DESCRIPTION OF THE TASK: Could you output each line of the data that follows exactly?

Chart and figure data:
-*-
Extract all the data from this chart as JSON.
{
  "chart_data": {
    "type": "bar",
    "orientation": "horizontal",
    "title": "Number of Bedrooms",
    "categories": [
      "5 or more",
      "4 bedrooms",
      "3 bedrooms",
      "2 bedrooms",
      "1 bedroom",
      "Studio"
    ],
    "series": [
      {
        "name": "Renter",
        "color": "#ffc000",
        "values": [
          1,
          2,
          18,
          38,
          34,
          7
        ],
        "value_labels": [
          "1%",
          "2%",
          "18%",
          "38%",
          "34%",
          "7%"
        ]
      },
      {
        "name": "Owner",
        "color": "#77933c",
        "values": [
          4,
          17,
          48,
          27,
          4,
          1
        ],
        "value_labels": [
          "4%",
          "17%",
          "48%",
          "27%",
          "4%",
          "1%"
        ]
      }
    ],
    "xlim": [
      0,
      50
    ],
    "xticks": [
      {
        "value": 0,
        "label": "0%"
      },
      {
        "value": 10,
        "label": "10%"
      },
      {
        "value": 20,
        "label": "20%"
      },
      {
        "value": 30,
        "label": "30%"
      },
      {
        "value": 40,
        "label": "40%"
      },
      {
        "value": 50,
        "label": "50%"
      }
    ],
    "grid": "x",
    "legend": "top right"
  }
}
-*-
RESULT OF THE EXERCISE:
Extract all the data from this chart as JSON.
{
  "chart_data": {
    "type": "bar",
    "orientation": "horizontal",
    "title": "Number of Bedrooms",
    "categories": [
      "5 or more",
      "4 bedrooms",
      "3 bedrooms",
      "2 bedrooms",
      "1 bedroom",
      "Studio"
    ],
    "series": [
      {
        "name": "Renter",
        "color": "#ffc000",
        "values": [
          1,
          2,
          18,
          38,
          34,
          7
        ],
        "value_labels": [
          "1%",
          "2%",
          "18%",
          "38%",
          "34%",
          "7%"
        ]
      },
      {
        "name": "Owner",
        "color": "#77933c",
        "values": [
          4,
          17,
          48,
          27,
          4,
          1
        ],
        "value_labels": [
          "4%",
          "17%",
          "48%",
          "27%",
          "4%",
          "1%"
        ]
      }
    ],
    "xlim": [
      0,
      50
    ],
    "xticks": [
      {
        "value": 0,
        "label": "0%"
      },
      {
        "value": 10,
        "label": "10%"
      },
      {
        "value": 20,
        "label": "20%"
      },
      {
        "value": 30,
        "label": "30%"
      },
      {
        "value": 40,
        "label": "40%"
      },
      {
        "value": 50,
        "label": "50%"
      }
    ],
    "grid": "x",
    "legend": "top right"
  }
}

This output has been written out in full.